AIM OF THE EXERCISE
From the listing below, pull each line that includes "xlabel".

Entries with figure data
>>>

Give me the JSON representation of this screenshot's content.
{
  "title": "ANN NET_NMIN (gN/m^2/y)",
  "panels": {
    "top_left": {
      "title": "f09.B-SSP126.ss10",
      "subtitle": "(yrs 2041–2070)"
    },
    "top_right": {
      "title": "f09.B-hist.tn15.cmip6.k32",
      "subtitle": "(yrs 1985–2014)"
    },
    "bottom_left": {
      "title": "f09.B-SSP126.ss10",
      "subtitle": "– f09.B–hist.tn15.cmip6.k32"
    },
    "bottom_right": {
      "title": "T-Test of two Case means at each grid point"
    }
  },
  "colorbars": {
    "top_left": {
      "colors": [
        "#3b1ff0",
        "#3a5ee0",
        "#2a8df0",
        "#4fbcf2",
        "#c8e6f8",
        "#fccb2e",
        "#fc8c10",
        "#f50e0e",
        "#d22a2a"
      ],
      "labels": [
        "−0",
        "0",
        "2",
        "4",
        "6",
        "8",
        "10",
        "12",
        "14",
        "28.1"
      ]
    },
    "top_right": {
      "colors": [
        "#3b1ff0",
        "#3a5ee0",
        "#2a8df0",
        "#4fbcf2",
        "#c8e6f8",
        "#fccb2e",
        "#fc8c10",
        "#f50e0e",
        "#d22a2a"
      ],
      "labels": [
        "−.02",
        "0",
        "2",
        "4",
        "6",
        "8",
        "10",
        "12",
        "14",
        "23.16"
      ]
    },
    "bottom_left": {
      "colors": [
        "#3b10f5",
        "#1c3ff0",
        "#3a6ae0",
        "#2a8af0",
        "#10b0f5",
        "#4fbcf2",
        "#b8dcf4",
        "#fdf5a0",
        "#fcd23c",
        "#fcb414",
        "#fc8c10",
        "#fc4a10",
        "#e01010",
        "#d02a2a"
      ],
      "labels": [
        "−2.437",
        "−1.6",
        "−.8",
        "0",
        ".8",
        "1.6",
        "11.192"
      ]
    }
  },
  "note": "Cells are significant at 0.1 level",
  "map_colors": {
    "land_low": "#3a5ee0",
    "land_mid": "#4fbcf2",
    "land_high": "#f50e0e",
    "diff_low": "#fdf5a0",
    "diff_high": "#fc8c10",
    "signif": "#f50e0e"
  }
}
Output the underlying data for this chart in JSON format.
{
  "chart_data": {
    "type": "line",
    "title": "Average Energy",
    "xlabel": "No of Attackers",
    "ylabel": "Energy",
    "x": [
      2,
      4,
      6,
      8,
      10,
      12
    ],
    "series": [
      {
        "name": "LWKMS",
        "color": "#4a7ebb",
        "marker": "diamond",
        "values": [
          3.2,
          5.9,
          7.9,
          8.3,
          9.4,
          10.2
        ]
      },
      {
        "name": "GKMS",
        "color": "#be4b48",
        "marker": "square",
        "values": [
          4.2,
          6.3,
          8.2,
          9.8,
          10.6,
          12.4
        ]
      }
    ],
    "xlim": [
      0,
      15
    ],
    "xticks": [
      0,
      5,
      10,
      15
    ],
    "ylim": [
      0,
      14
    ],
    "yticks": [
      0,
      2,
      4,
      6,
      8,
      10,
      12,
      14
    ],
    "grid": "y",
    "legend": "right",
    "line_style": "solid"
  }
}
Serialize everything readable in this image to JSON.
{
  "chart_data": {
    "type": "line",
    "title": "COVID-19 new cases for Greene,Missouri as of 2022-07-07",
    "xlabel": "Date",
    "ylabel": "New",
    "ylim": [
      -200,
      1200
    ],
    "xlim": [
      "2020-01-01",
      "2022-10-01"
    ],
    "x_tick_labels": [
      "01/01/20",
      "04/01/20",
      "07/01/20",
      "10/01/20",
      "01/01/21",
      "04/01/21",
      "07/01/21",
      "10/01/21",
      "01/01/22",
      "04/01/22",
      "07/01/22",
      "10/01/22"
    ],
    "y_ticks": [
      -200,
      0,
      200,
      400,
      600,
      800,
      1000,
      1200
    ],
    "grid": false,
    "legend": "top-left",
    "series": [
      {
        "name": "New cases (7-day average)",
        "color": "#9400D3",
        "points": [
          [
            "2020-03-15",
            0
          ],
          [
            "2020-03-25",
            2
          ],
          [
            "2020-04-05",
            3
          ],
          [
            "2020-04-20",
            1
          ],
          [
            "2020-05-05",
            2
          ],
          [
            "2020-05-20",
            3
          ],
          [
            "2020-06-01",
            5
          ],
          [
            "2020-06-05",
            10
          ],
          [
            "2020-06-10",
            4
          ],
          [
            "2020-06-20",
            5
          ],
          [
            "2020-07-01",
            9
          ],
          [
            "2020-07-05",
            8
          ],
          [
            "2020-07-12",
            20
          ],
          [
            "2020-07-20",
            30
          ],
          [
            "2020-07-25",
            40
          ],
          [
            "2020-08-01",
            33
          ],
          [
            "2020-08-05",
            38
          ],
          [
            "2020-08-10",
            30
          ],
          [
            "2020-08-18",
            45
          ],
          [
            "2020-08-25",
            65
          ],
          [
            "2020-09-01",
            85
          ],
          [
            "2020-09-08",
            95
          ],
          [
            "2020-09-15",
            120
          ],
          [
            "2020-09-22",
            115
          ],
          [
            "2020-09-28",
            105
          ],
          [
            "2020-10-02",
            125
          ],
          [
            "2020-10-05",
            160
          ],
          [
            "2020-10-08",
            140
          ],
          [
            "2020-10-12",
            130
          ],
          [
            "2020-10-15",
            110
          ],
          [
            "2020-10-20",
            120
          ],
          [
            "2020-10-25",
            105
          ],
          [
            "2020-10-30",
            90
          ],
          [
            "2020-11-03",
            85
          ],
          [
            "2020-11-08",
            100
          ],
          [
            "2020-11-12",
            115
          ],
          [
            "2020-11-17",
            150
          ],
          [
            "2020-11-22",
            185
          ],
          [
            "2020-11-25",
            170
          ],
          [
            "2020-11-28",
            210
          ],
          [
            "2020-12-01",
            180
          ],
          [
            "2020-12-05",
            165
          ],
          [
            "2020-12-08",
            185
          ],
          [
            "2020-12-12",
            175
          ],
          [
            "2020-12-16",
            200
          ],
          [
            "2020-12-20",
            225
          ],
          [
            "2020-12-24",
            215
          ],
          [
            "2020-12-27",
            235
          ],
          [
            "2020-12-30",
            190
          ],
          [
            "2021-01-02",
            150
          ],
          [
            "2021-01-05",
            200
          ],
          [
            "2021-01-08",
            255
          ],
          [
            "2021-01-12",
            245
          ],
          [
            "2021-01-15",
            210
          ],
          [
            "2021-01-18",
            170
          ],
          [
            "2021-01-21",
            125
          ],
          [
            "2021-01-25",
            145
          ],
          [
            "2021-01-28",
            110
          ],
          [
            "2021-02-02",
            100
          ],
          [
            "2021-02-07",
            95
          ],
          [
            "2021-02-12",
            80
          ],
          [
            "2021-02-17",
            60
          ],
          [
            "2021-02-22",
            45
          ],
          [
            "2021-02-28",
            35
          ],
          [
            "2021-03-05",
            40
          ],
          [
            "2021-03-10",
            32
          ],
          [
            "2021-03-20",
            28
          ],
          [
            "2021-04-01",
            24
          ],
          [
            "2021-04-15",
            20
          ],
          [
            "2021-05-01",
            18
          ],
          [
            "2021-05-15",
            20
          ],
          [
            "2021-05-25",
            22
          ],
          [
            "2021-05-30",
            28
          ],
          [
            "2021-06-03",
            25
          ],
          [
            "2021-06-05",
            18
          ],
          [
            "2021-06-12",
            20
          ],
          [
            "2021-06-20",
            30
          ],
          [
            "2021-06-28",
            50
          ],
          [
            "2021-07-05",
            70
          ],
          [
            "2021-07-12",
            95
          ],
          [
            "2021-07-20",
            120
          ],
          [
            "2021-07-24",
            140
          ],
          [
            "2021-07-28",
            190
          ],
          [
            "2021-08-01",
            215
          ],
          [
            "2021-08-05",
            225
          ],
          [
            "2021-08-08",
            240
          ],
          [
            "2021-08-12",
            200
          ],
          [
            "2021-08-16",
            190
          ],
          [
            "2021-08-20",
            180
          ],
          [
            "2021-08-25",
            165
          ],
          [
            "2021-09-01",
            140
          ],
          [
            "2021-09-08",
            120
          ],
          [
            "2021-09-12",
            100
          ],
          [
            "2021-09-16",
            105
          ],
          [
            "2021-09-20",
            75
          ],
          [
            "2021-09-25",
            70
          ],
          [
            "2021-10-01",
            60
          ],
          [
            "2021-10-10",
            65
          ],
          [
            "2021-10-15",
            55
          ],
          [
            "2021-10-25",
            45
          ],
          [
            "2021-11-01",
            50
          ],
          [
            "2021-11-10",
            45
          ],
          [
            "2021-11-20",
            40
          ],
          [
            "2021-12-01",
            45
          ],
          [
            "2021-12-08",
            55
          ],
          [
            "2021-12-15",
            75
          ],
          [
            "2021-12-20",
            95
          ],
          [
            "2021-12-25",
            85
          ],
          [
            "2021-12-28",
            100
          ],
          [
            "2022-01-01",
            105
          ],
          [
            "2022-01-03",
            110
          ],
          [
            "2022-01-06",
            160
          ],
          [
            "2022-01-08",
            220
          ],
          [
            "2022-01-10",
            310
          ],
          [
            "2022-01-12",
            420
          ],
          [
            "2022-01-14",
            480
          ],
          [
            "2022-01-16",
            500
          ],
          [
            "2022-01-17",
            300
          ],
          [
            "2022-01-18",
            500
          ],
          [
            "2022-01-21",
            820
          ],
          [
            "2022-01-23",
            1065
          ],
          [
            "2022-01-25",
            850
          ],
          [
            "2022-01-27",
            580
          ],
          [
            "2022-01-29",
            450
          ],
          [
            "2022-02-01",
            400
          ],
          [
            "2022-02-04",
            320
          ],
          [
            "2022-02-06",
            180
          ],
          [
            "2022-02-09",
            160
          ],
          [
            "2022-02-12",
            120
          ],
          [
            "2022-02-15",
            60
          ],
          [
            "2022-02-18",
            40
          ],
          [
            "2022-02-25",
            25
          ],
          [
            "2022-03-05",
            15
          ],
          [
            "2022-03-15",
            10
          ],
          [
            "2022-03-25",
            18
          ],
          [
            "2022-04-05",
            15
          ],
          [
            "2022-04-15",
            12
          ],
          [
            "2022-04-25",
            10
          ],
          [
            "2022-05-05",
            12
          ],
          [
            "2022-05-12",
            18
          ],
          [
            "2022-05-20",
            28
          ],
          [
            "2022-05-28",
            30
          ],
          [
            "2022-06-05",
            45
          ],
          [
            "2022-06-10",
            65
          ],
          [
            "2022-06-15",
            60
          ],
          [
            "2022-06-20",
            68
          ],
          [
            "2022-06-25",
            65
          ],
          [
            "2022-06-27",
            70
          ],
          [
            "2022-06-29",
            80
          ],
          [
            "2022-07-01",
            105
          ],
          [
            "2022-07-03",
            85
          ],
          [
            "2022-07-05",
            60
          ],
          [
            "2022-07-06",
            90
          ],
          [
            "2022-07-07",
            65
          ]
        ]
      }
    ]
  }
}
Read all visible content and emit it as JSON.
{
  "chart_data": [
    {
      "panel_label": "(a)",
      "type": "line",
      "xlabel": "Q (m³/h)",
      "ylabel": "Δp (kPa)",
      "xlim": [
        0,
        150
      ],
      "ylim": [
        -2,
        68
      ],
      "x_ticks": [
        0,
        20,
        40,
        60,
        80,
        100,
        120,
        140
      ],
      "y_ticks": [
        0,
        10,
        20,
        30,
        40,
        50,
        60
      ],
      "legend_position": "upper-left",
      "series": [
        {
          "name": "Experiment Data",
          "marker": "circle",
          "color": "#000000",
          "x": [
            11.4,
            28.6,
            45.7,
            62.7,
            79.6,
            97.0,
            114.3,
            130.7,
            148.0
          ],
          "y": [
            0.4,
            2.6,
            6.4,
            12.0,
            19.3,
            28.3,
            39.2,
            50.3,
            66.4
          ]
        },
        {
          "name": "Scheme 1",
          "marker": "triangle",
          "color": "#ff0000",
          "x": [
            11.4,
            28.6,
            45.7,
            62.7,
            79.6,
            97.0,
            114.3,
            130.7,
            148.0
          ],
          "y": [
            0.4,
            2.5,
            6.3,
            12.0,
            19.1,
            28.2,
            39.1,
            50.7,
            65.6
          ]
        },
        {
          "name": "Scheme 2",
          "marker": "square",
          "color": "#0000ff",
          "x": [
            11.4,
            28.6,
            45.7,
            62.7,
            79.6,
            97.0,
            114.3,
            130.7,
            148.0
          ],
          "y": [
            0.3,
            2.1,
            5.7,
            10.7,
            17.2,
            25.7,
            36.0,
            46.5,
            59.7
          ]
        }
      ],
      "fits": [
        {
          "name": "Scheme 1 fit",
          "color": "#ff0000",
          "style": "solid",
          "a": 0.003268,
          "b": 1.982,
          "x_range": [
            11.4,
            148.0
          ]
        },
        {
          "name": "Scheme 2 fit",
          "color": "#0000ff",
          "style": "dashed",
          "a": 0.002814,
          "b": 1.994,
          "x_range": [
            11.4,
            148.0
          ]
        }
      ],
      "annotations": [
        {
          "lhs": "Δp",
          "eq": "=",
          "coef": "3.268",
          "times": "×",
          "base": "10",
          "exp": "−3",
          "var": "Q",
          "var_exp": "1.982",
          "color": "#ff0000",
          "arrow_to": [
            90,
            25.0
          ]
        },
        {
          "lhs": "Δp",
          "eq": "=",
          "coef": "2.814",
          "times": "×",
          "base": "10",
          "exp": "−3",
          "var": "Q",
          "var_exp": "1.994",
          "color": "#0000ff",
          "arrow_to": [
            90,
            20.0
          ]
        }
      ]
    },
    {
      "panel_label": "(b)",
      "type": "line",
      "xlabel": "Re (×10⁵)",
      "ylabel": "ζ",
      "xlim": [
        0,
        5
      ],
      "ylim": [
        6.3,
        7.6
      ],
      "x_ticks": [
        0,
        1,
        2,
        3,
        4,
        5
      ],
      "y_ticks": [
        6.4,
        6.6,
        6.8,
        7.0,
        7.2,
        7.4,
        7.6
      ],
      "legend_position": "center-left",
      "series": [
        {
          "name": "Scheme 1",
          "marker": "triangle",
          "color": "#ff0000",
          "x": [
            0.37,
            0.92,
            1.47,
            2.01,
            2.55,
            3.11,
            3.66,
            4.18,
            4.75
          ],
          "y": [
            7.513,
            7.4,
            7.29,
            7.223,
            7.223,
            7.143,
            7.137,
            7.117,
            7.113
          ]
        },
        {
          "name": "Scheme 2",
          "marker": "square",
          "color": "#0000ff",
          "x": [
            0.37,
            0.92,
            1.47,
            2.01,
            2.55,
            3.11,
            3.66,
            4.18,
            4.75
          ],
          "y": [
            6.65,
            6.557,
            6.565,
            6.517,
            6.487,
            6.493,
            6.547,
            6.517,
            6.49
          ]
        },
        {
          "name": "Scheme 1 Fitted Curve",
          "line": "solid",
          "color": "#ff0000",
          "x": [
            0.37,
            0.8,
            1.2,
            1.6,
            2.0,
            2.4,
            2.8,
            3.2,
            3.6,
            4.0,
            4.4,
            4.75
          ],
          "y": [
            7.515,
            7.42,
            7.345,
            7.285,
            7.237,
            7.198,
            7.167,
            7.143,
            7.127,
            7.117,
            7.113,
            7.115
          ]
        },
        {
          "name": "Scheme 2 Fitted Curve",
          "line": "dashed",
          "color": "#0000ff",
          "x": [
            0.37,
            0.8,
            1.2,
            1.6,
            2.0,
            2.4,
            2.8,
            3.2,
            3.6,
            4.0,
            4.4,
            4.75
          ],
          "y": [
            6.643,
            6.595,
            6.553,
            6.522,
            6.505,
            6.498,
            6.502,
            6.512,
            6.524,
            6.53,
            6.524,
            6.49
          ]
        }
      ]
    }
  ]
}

<<<

COMPLETE RESPONSE
    "xlabel": "No of Attackers",
    "xlabel": "Date",
      "xlabel": "Q (m³/h)",
      "xlabel": "Re (×10⁵)",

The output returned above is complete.